**What is expected:**
From the material below, list every line containing "ГОСТ".

___ Dataset extract

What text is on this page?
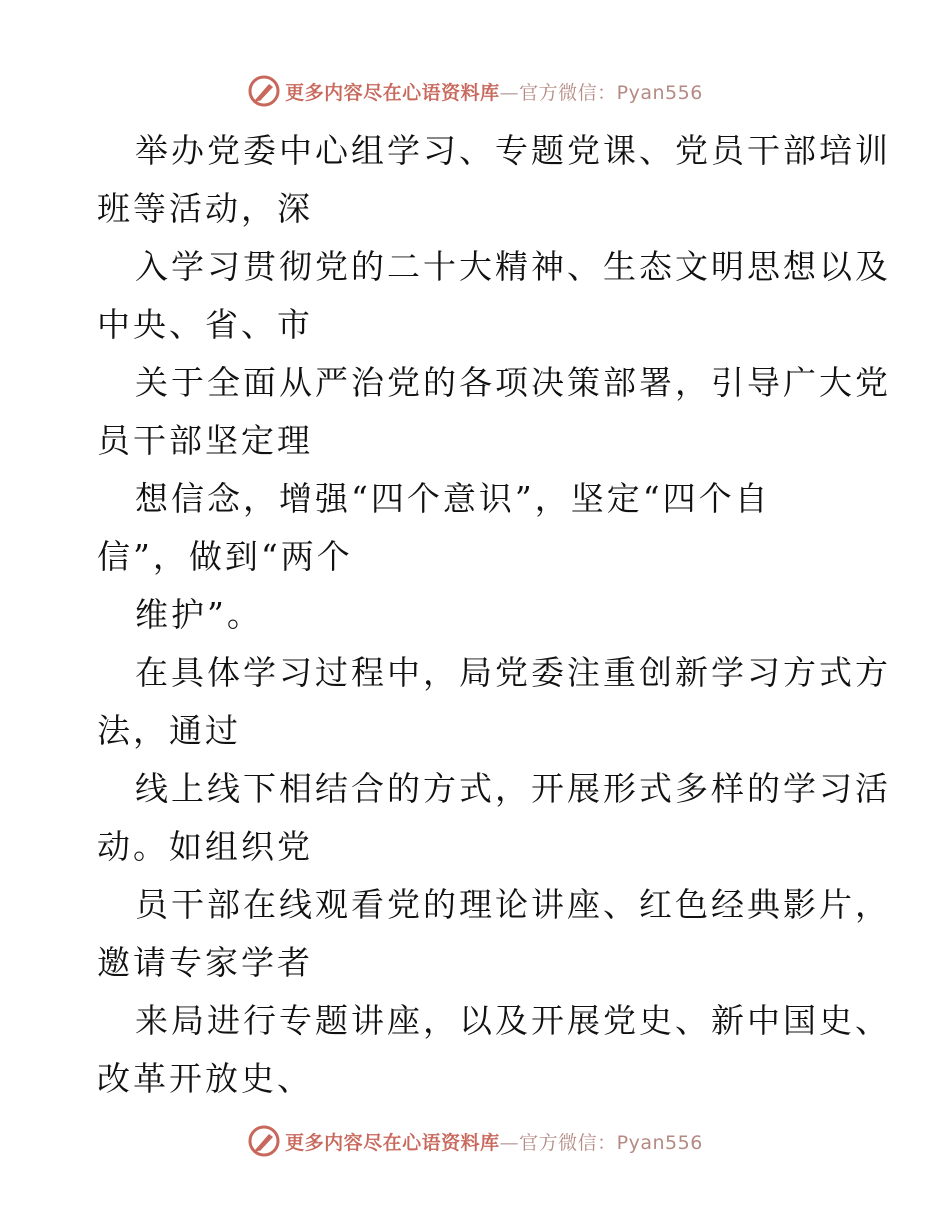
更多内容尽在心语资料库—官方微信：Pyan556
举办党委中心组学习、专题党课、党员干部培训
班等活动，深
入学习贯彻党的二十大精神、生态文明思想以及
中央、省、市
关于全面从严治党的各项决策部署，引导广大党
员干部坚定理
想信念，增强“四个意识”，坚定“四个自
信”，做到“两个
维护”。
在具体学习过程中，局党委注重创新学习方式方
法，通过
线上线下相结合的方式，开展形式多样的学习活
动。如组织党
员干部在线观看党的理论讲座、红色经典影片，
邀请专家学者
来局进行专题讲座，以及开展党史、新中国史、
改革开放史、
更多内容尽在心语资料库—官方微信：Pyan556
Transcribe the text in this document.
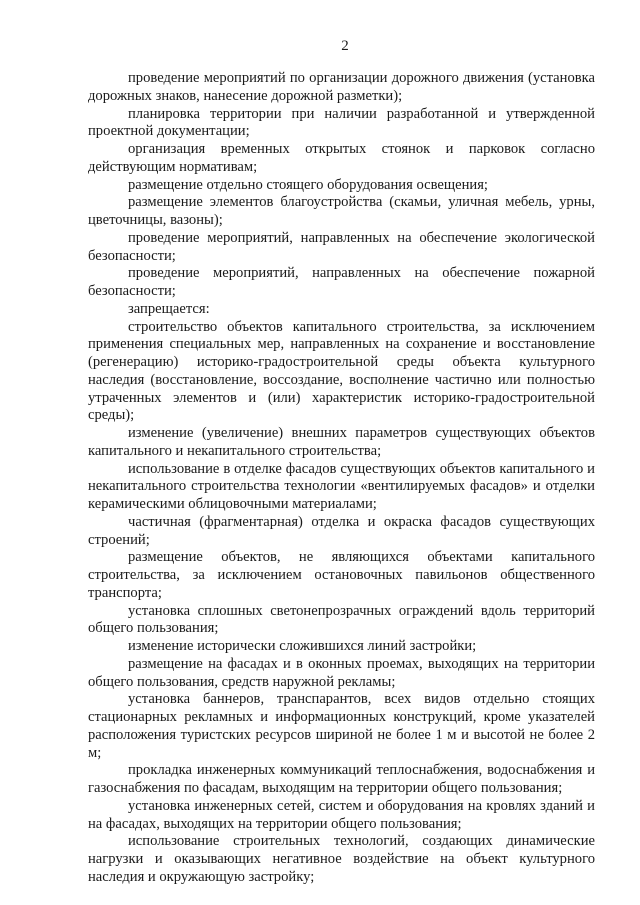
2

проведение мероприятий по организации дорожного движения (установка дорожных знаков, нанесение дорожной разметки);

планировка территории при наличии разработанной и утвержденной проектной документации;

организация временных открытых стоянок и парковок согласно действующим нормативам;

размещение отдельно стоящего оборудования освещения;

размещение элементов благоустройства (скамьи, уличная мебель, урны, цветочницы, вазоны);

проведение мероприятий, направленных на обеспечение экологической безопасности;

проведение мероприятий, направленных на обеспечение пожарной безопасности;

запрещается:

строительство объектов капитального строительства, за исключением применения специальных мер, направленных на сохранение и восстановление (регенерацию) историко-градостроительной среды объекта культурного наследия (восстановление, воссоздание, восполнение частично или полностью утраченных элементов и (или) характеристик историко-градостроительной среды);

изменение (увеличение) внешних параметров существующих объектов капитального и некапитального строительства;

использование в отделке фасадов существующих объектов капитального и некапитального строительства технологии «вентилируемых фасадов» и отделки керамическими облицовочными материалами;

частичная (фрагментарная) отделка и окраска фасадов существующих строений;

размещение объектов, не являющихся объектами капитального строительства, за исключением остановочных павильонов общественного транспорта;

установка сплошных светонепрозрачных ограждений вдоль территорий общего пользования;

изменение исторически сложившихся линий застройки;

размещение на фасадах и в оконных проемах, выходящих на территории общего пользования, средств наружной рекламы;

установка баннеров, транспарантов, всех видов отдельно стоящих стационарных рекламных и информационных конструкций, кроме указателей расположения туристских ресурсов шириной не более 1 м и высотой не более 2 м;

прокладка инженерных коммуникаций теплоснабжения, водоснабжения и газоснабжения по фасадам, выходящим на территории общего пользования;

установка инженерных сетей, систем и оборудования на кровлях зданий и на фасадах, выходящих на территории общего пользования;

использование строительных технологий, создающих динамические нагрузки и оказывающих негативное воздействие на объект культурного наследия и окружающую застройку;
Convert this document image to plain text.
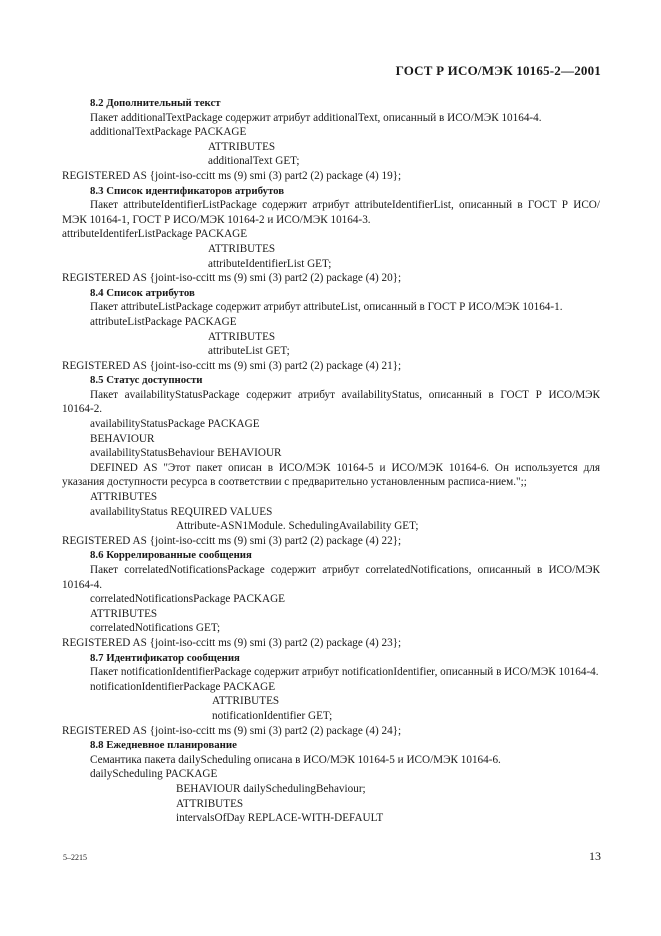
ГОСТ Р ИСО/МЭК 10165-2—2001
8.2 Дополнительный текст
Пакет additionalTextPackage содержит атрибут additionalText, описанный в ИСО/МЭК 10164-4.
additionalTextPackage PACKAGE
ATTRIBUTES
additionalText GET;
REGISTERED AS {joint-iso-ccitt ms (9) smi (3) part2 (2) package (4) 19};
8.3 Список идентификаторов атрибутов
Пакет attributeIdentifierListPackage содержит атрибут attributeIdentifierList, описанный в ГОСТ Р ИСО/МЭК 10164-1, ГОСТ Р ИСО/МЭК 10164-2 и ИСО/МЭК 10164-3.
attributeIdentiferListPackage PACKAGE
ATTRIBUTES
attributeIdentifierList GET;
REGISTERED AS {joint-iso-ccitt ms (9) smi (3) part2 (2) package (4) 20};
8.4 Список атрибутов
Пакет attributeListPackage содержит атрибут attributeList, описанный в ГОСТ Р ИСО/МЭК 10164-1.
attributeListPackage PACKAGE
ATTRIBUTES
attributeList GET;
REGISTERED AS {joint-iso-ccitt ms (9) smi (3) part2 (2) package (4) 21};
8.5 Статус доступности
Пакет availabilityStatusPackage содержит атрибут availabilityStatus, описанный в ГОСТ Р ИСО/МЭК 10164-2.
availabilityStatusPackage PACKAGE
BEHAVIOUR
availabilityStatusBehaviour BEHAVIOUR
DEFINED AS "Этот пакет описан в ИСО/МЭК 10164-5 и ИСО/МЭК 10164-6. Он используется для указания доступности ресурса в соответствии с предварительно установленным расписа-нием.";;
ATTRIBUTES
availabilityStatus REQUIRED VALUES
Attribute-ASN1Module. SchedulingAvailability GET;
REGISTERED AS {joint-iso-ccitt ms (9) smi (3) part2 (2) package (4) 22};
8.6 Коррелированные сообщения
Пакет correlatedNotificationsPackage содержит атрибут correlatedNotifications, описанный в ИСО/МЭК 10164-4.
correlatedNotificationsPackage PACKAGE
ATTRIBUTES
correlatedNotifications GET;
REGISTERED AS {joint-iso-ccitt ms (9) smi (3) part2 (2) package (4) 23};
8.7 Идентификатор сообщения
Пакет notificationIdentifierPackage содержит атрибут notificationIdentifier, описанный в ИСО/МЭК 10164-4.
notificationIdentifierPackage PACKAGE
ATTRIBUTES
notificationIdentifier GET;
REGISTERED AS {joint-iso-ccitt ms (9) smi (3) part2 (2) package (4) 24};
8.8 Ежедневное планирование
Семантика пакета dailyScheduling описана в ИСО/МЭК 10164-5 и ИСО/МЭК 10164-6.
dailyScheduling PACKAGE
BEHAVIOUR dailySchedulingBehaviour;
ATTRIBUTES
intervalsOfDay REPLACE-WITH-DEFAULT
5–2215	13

______

**Output:**
ГОСТ Р ИСО/МЭК 10165-2—2001
Пакет attributeIdentifierListPackage содержит атрибут attributeIdentifierList, описанный в ГОСТ Р ИСО/МЭК 10164-1, ГОСТ Р ИСО/МЭК 10164-2 и ИСО/МЭК 10164-3.
Пакет attributeListPackage содержит атрибут attributeList, описанный в ГОСТ Р ИСО/МЭК 10164-1.
Пакет availabilityStatusPackage содержит атрибут availabilityStatus, описанный в ГОСТ Р ИСО/МЭК 10164-2.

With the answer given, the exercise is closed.